> _BRIEF_:
Gather, from the listing beneath this task, every line holding the string "still".

> _DATASET EXTRACT_:
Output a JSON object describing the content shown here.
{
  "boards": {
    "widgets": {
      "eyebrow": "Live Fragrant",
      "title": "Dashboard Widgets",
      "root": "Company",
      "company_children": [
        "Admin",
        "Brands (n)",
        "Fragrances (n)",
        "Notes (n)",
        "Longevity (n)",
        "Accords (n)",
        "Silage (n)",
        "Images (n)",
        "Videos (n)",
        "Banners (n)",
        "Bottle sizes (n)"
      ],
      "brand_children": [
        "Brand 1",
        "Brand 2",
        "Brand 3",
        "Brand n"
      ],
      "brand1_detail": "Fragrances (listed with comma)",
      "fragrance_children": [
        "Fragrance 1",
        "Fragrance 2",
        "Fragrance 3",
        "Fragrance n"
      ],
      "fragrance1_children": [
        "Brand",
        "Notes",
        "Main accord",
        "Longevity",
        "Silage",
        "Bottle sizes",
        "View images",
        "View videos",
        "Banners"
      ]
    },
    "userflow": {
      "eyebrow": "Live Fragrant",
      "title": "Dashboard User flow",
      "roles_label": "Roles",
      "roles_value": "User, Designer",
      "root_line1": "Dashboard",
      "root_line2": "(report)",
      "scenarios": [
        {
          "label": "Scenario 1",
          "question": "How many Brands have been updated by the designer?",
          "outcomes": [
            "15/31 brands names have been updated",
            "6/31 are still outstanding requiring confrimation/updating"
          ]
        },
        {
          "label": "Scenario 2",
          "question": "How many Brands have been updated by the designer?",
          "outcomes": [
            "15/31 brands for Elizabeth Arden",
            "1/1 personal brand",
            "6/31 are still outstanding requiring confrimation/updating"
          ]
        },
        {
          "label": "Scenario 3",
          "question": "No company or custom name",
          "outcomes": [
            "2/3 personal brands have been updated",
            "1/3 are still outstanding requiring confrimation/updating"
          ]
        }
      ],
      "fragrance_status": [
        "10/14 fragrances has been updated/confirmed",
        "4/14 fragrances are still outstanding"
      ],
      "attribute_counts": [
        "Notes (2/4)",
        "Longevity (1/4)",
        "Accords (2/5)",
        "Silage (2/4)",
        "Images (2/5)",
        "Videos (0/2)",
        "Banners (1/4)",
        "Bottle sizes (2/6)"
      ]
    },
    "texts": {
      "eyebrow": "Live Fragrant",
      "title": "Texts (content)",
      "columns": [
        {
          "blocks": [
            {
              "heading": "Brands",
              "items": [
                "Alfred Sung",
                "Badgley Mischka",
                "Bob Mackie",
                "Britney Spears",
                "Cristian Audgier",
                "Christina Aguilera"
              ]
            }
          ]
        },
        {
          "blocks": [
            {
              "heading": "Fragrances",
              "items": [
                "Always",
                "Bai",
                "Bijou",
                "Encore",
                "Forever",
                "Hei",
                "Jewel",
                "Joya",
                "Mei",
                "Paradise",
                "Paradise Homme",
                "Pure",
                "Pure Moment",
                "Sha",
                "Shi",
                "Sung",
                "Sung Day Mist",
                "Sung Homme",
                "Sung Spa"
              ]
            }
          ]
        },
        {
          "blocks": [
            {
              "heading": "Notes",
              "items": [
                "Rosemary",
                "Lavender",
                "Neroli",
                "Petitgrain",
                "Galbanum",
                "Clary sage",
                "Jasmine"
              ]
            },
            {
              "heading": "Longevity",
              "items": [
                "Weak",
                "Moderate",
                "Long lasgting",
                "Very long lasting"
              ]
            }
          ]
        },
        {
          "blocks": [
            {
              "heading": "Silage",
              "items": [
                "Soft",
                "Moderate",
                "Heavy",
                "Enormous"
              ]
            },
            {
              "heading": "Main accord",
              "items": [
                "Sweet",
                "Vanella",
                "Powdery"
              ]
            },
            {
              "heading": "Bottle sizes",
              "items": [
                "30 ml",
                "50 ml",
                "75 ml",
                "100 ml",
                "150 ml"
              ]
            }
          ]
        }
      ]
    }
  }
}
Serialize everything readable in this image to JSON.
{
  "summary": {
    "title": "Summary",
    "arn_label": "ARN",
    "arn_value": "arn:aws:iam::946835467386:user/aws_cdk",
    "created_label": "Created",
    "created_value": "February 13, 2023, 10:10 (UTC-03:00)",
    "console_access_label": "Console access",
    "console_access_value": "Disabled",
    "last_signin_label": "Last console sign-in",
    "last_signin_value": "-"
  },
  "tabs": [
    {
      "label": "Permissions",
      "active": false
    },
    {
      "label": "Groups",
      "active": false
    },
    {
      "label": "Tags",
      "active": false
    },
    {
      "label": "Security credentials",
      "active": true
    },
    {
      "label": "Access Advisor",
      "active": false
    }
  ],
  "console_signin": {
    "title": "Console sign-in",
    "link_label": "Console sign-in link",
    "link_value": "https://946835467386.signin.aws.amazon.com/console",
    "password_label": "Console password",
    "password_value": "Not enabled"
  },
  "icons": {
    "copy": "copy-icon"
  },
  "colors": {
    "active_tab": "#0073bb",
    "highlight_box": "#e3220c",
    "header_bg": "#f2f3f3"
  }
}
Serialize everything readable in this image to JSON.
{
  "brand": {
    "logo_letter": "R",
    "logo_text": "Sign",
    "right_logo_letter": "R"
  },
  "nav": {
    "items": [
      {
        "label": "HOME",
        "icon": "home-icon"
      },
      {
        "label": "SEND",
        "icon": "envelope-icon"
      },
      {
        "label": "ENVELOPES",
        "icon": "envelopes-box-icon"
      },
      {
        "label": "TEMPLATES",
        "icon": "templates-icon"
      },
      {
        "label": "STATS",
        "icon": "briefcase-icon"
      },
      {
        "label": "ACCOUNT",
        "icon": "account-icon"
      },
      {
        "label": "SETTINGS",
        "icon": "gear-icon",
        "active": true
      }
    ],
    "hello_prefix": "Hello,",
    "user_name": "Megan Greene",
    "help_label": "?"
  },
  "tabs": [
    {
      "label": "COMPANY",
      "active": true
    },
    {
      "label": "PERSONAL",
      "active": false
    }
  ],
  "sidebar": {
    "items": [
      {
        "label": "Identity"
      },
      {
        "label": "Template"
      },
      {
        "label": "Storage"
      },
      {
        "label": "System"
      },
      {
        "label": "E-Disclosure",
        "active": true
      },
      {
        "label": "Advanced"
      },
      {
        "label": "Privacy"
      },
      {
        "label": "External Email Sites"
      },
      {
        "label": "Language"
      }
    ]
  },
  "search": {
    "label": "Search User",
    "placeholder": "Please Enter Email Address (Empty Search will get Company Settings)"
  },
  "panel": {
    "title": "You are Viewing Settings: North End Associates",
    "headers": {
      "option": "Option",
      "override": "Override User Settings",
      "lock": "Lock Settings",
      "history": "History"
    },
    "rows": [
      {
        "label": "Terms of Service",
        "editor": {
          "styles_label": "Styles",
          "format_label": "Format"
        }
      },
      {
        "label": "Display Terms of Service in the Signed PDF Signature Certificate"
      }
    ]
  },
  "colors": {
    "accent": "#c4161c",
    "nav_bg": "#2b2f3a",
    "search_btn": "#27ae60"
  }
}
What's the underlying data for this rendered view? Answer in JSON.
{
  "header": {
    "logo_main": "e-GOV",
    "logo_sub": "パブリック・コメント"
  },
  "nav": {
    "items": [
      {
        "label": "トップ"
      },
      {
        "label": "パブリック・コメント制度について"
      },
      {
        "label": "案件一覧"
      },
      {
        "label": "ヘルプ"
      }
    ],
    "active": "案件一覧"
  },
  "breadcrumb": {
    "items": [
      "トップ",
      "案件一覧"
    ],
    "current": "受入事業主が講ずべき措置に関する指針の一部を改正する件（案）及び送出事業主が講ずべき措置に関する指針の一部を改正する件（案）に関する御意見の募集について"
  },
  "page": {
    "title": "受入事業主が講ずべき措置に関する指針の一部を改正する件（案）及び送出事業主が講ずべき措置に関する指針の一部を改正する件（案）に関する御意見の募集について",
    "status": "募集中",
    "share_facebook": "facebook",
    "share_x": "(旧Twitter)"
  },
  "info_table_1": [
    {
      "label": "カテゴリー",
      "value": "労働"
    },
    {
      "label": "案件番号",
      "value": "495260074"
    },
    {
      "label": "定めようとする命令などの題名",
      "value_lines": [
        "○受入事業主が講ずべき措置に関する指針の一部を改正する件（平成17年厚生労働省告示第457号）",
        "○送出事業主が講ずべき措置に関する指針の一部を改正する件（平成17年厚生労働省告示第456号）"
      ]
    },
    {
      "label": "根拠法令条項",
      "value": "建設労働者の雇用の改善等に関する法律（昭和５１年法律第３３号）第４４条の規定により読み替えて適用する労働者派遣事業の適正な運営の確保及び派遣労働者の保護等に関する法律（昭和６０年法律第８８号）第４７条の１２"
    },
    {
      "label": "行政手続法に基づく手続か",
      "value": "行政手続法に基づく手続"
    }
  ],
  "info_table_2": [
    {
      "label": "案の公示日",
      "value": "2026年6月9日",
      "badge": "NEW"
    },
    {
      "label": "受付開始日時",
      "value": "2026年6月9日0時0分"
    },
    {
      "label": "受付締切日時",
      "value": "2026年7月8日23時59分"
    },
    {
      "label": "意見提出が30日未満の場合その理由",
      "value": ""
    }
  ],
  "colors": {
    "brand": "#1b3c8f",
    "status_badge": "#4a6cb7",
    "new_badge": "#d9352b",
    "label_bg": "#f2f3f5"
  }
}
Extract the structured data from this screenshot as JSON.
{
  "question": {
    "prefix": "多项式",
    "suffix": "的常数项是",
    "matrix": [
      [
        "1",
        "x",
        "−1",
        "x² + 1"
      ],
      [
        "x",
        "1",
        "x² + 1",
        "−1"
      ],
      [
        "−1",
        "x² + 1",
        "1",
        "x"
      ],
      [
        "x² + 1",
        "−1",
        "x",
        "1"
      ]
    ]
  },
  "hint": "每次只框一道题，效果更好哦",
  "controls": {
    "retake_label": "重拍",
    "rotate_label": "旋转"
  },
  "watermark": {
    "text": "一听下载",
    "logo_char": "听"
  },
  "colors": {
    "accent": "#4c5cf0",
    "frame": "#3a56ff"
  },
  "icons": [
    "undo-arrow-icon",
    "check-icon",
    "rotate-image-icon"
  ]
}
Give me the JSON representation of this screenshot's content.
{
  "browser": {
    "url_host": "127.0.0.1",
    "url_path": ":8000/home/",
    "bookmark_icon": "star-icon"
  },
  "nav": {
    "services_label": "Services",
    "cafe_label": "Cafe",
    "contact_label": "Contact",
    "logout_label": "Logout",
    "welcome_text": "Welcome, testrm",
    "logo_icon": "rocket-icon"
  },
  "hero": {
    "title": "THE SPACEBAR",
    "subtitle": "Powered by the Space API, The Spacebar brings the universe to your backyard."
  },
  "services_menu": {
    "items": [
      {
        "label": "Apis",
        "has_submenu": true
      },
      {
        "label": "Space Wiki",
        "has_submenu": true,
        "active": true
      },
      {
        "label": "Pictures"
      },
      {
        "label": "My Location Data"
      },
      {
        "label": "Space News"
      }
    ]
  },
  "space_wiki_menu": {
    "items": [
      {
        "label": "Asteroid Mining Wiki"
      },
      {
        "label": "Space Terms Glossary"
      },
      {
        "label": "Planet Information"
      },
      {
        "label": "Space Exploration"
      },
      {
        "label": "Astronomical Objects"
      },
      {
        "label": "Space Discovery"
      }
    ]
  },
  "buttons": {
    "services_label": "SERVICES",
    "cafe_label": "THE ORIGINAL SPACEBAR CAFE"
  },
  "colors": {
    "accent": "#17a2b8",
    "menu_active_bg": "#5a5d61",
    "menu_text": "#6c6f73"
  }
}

> _EXERCISE SOLUTION_:
            "6/31 are still outstanding requiring confrimation/updating"
            "6/31 are still outstanding requiring confrimation/updating"
            "1/3 are still outstanding requiring confrimation/updating"
        "4/14 fragrances are still outstanding"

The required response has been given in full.